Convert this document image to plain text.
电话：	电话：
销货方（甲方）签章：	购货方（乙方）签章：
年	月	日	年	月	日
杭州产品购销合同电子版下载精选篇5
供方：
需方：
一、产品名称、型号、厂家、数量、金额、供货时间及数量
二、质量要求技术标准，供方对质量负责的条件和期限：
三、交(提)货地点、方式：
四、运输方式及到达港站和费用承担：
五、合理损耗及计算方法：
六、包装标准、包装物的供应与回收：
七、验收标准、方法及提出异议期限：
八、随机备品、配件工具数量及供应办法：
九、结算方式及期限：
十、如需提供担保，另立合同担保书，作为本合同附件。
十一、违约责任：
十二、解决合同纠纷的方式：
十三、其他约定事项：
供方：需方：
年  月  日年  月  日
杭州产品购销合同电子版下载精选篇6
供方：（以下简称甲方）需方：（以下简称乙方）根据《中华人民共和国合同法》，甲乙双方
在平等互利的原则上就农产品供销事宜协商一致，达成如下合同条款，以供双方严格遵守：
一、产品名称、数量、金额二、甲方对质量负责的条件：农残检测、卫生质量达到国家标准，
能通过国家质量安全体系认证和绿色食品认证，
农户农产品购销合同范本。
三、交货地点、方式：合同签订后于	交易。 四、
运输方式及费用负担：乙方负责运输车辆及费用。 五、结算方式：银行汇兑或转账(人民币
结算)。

━━━

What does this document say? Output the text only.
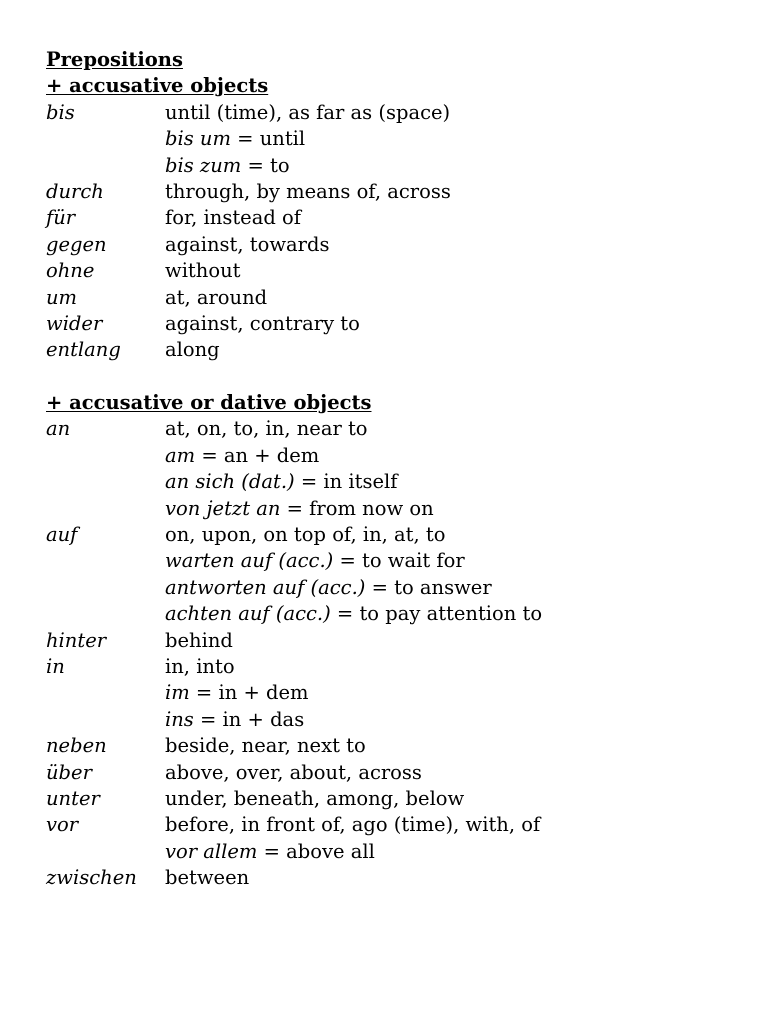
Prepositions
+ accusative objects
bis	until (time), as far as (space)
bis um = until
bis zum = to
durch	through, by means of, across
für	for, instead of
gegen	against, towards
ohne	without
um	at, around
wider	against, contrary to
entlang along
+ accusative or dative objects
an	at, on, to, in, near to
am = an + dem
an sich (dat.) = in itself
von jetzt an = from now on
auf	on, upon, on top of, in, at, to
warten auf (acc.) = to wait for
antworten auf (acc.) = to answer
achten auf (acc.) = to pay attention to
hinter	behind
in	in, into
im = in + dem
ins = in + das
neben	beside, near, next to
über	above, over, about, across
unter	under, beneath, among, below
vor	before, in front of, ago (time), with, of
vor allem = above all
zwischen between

━━━

_Aim_. Go through the listing above line by line and say how many lines hold the word "text". Reply with that number only.

_Result of the task_. 2